**Texto proporcionado:**
Espuma de caballo y cardinal ‘fake’

Los dulces, postres, son un instante de confesionario, de los pequeños pecados o las intimidades de golosinas

Dulces en una pastelería.
Dulces en una pastelería.joan sánchez

"Dénme pasteles de espuma de caballo”, detalló una mujer en la pastelería de can Moranta de Sa Pobla. Es una intervención digna de Buñuel o Almodóvar que ahora asignaríamos a Agnès Llobet, actriz, en su delirante y bello papel de la serie Amor de canes que ha producido IB3 sobre la novela de Mariantònia Oliver.

Aquella madona quería llengos, lenguas de merengue, cerradas por dos placas de pasta de mil hojas, un clásico isleño. La señora seguramente guardaba una memoria interesante del dulce, pero tenía poca costumbre de su compra y consumo. Los pasteles eran un lujo esporádico en el pasado. Dulce, acaso, por el día del santo, y nada más.

**Fragmento de origen:**
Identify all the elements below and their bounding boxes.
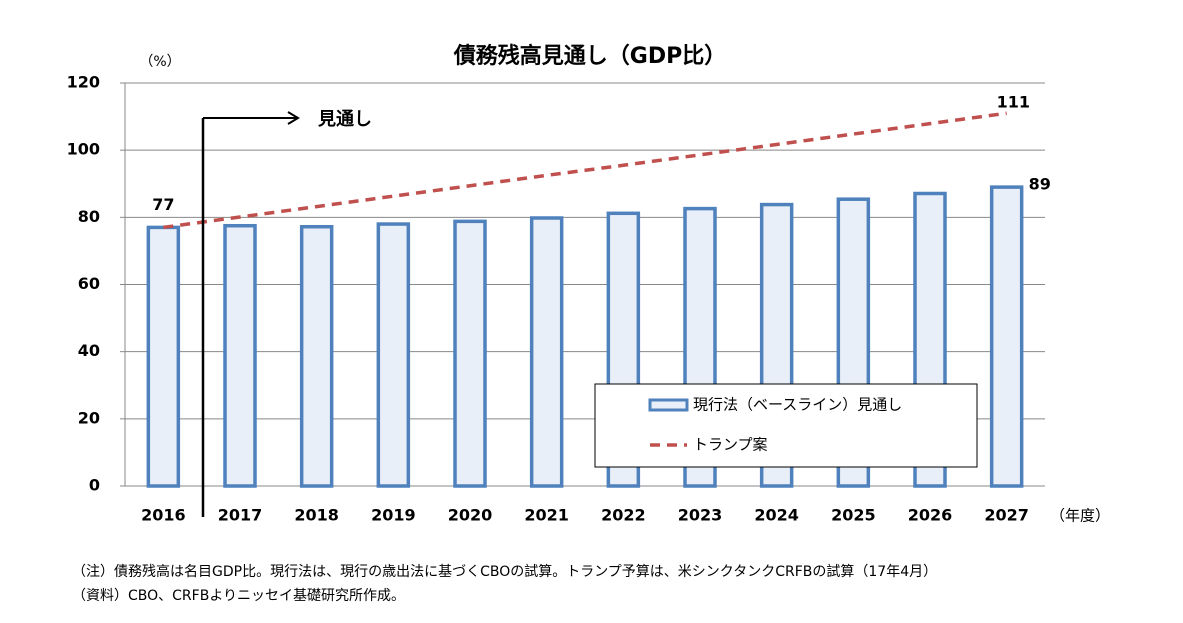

**Tareas por realizar:**
1. En el texto sobre los dulces, ¿qué quería en realidad la mujer que pidió pasteles de espuma de caballo?
2. Continúa el texto sobre los dulces desde su última frase.

**Respuestas:**
1. Quería llengos, lenguas de merengue cerradas por dos placas de pasta de mil hojas.

2.
En los tiempos austeros, y tan ricos en calidad, el universo de la repostería dulce no habitual era limitado: ya estaban en el orden común los palos de quema (crema), borrachos, cremadillos, doblegats... Y ensaimadas, coca bamba, gató, brazo de gitano; porque el gran peix, coixins, quartos embetunados y tartas reales eran para los señores y días excepcionales.

En cualquier caso, para las celebraciones gastronómicas de las matanzas del cerdo —gran fiesta/acontecimiento clánico de los mallorquines, junto con los funerales, todavía—, los agricultores poblers (gente de duros y excesos calculados) encargaban al maestro reportero Xisco Moranta barcas de pasteles, docenas de unidades que eran llevadas en barcas, grandes tablas, sobre la cabeza, con una protección redonda dicha capçana: Palos y llengos, crema y merengue sobre todo.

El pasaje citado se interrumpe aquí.